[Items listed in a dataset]

○ ○ ○ ○ ○

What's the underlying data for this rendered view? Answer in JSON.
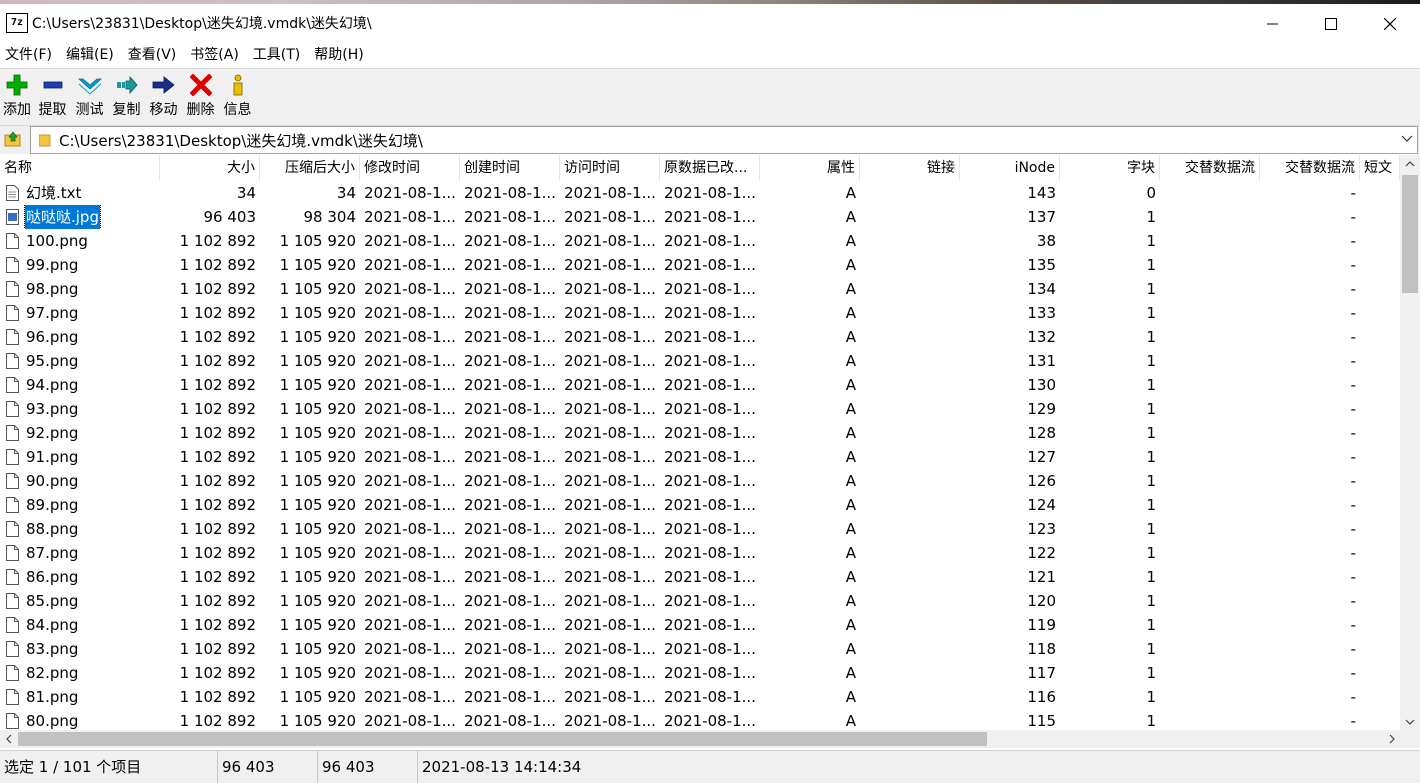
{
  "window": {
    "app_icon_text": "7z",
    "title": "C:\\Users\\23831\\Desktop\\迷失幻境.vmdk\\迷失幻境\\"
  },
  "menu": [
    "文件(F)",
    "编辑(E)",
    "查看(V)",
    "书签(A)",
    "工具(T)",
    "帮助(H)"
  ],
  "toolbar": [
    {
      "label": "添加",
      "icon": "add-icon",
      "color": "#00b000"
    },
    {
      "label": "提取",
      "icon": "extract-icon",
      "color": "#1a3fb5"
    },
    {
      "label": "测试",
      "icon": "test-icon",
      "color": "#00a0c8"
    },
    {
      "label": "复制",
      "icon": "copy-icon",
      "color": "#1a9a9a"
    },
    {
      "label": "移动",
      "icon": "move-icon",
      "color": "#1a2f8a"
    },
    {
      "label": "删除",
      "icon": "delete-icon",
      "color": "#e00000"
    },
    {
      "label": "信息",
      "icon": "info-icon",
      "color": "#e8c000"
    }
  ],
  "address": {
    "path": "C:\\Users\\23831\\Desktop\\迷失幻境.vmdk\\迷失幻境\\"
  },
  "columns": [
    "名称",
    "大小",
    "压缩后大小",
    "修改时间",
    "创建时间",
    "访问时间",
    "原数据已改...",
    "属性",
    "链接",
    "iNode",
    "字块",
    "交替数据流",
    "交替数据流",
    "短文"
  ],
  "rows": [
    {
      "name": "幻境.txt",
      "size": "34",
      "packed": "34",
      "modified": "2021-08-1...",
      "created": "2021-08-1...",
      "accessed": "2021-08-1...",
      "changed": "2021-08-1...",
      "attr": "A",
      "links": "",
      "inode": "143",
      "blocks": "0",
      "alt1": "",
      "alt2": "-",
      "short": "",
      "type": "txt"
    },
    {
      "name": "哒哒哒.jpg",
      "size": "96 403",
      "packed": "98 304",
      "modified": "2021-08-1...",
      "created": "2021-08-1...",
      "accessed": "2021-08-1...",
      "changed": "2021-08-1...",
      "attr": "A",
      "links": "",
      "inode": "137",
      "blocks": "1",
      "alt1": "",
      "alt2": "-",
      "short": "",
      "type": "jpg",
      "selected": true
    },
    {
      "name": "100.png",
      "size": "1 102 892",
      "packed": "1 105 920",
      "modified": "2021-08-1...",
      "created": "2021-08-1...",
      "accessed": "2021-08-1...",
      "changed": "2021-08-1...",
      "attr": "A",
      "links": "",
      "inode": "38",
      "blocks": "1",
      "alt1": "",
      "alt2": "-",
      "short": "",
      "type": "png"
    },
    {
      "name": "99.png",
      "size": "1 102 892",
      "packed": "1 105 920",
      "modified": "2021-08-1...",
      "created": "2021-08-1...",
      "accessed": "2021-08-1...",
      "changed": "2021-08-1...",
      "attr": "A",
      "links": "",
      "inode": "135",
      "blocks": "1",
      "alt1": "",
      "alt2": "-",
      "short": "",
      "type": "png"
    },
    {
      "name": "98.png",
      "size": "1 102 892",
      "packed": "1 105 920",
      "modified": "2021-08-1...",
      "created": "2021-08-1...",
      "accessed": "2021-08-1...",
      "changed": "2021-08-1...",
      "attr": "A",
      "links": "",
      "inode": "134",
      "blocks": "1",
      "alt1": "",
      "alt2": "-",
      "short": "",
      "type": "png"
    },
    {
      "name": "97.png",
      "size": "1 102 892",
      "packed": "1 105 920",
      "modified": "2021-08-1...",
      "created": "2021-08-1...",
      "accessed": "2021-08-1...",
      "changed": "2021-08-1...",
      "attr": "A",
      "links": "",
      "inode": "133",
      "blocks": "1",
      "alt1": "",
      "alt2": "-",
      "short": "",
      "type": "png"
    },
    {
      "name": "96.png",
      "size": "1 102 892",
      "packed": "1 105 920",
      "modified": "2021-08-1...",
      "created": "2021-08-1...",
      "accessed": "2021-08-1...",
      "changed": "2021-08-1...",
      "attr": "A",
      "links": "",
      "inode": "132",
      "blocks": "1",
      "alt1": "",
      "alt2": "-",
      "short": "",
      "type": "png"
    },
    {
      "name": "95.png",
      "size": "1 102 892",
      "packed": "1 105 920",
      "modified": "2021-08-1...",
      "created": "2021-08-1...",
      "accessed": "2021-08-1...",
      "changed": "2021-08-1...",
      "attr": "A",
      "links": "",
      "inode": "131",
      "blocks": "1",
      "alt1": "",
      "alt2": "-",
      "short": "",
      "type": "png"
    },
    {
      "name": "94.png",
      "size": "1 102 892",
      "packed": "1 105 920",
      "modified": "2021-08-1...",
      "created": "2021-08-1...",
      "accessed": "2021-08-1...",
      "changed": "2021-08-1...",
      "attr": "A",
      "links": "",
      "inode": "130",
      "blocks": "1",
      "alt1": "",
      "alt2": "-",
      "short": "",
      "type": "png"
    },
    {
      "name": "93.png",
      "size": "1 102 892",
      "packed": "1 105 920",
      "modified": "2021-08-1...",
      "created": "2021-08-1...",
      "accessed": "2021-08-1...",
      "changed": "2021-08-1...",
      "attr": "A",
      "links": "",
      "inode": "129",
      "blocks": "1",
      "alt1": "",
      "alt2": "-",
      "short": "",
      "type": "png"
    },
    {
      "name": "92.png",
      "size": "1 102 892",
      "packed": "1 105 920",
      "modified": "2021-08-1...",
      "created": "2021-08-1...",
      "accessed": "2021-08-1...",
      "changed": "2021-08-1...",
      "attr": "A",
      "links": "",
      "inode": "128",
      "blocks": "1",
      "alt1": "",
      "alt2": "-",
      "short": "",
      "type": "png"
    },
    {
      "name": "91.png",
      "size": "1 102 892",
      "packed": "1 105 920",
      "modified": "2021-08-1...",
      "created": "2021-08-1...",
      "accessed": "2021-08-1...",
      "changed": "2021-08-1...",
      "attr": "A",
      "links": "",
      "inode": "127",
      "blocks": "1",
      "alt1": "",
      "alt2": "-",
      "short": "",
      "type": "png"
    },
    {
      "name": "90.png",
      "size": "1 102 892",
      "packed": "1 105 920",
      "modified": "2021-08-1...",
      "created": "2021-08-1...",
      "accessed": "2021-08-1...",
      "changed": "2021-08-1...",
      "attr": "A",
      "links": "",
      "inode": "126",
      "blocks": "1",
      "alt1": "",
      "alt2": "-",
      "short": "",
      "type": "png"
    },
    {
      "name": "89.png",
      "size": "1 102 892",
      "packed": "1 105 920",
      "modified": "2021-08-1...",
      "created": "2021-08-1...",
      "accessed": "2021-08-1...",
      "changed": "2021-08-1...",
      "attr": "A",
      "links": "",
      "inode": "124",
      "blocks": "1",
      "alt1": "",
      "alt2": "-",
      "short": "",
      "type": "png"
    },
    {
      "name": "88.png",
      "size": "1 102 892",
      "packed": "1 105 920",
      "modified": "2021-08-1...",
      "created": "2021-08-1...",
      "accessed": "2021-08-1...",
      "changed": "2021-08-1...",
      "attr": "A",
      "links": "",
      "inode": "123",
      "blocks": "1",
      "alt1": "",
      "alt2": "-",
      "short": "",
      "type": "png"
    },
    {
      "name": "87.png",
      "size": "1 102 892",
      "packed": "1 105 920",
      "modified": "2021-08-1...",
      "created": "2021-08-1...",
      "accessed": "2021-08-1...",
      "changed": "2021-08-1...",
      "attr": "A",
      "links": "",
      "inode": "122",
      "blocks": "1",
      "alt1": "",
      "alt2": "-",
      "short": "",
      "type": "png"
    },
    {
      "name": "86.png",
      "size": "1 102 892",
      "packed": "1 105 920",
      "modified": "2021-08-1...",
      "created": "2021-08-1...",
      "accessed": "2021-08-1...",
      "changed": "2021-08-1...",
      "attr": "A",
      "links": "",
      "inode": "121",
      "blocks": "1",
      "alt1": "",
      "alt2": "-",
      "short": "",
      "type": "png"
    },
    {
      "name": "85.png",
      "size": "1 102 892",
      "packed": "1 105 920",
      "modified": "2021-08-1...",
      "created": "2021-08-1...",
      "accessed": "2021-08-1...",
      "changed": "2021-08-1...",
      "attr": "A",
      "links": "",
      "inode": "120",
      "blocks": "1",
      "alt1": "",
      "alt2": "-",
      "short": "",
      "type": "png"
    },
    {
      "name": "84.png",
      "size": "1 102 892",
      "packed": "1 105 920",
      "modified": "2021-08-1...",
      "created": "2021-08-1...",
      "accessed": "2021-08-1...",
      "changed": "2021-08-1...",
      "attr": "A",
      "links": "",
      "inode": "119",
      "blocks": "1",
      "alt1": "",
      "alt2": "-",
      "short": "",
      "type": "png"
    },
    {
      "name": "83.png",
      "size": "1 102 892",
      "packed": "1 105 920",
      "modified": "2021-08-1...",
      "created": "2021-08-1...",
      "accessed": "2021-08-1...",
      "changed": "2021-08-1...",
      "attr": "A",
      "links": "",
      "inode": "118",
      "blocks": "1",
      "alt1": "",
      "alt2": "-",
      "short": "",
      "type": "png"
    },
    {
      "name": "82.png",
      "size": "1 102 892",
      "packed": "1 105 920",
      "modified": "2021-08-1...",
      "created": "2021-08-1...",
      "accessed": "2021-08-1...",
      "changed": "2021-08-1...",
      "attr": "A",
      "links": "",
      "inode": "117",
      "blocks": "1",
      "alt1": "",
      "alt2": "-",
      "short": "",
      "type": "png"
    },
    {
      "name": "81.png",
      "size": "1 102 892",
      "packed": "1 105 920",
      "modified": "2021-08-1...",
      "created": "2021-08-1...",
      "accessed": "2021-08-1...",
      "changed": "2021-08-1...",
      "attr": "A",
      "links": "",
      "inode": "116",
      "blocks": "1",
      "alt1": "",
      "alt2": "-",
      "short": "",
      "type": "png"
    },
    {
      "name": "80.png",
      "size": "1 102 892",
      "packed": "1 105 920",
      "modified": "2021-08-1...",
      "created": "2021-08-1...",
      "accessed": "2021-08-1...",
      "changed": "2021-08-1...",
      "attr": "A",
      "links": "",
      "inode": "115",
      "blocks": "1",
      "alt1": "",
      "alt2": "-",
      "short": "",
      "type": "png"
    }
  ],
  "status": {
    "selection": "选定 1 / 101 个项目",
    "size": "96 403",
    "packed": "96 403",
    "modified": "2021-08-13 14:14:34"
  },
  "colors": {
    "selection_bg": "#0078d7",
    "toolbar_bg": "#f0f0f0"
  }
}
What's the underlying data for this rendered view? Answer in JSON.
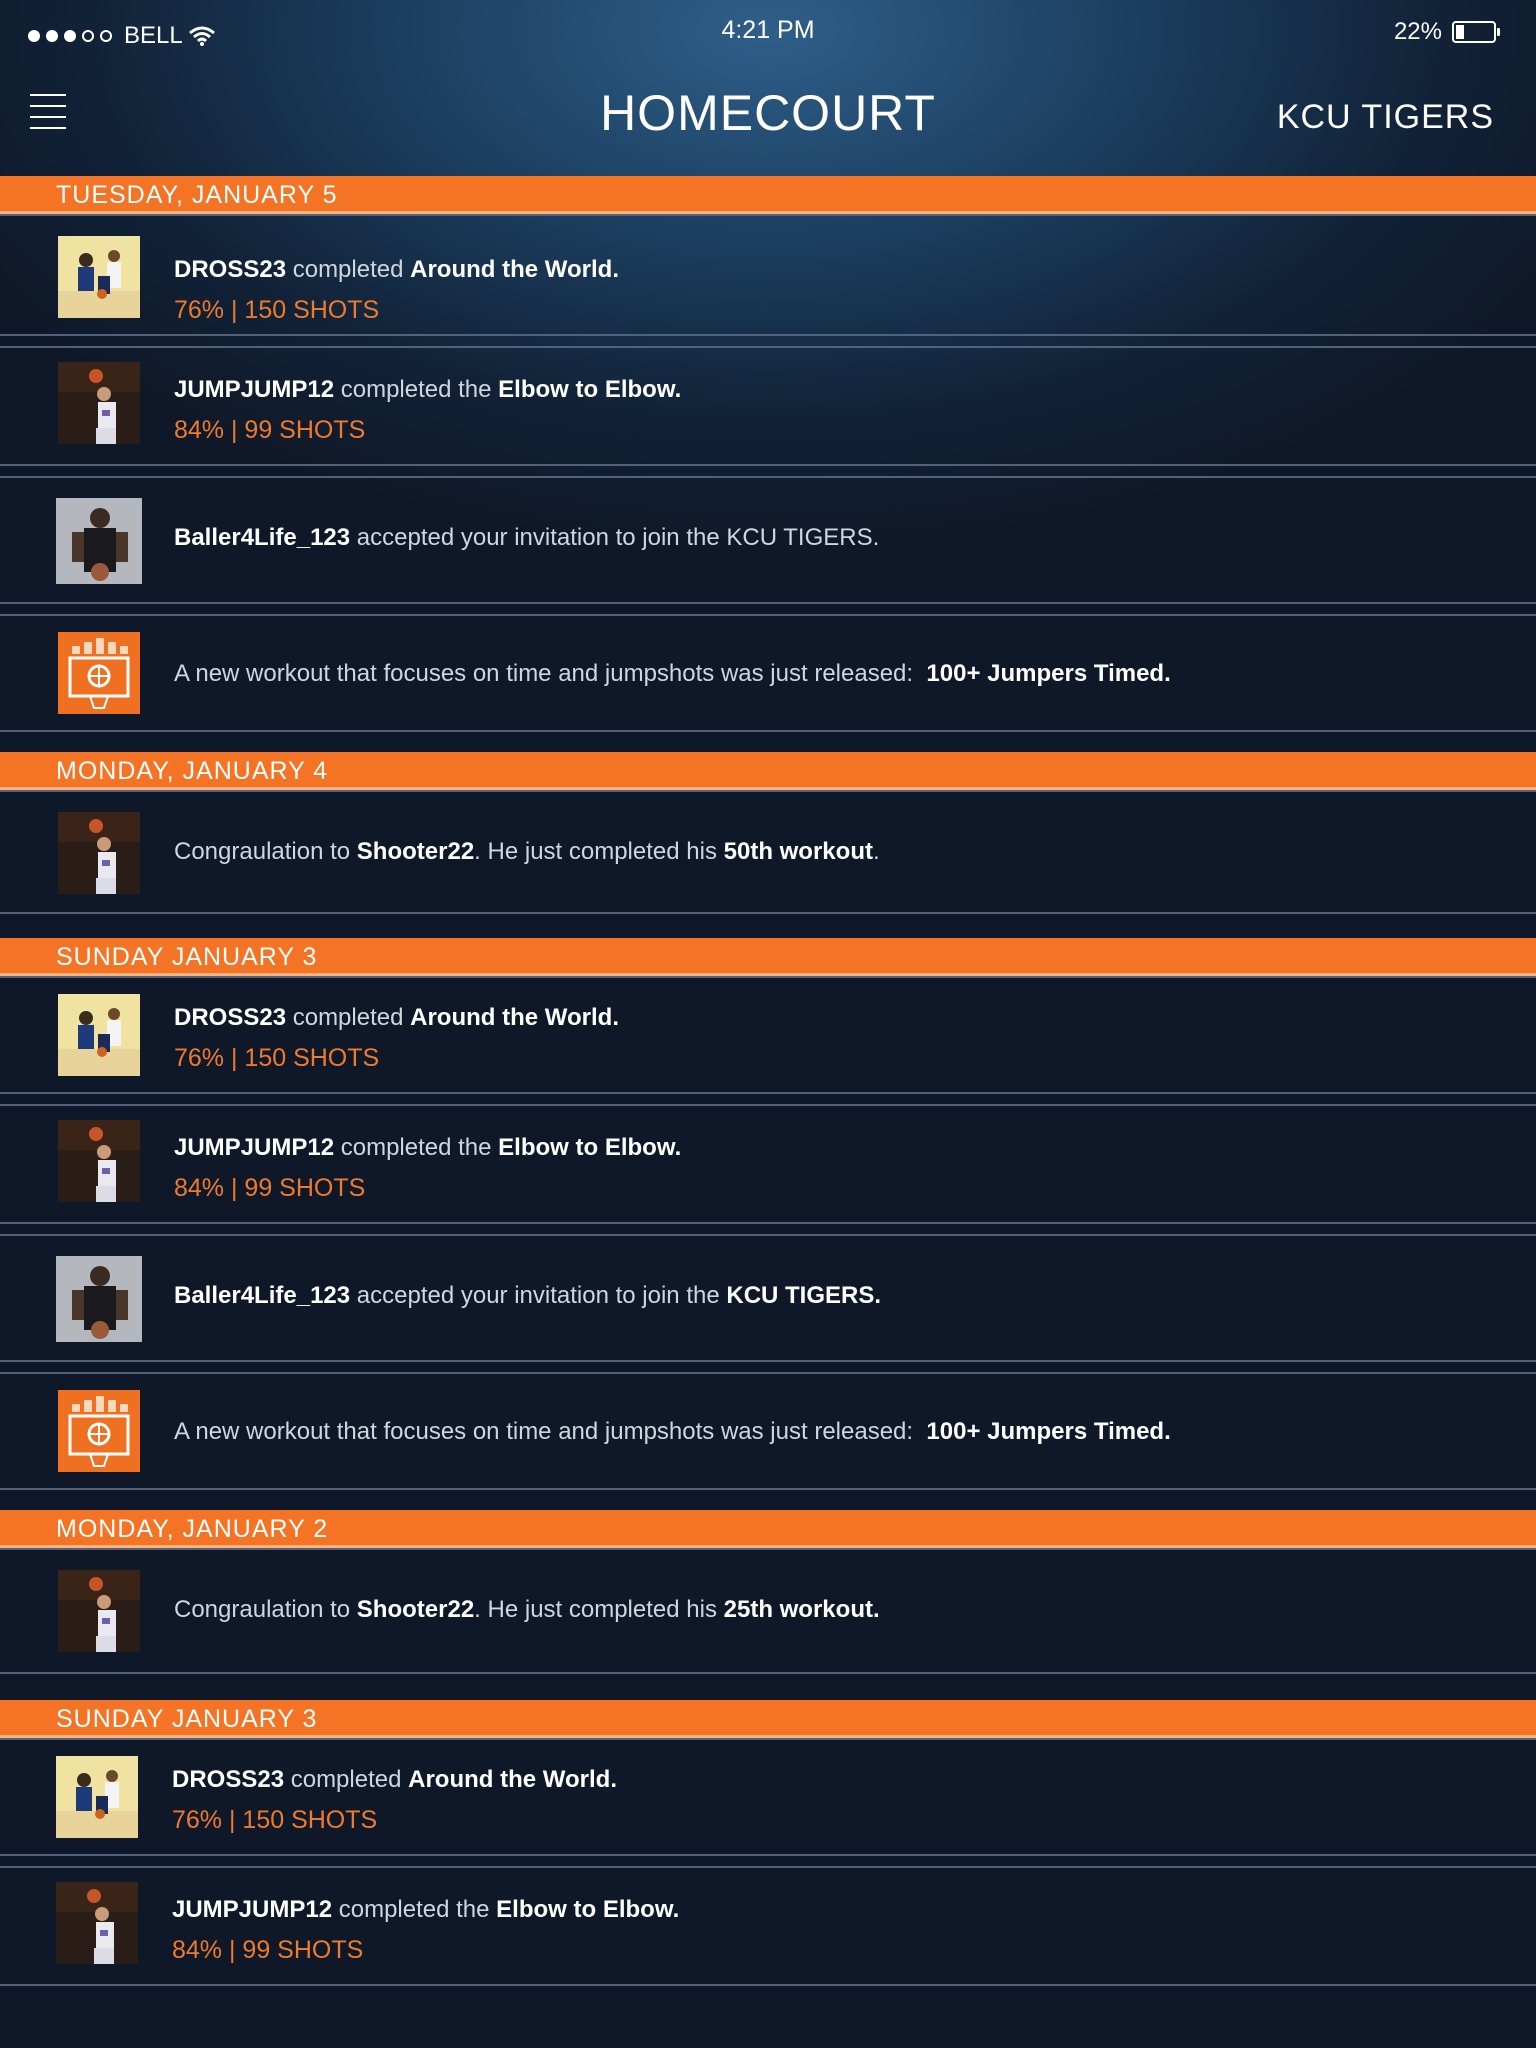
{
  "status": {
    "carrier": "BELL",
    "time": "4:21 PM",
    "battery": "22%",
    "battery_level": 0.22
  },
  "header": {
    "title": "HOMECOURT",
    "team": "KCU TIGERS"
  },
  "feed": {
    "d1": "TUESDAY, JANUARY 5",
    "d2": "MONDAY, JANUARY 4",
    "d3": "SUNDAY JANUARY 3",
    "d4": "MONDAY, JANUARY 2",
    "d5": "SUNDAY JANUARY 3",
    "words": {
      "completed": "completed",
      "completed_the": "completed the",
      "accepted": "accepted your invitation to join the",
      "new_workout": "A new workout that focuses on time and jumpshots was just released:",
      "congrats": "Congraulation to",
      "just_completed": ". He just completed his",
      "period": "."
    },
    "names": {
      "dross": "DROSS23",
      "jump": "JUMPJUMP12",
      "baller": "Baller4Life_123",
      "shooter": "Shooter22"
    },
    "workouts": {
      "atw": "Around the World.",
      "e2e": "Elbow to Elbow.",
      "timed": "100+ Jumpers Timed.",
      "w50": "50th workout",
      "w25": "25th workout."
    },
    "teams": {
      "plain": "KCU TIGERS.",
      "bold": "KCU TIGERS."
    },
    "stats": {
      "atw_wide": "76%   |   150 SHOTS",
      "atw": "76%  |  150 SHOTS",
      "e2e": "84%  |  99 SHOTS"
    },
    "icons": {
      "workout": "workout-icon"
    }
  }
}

○ ○ ○ ○ ○

Reproduce each line of the material containing the word "just".

→ **Right answer**
      "new_workout": "A new workout that focuses on time and jumpshots was just released:",
      "just_completed": ". He just completed his",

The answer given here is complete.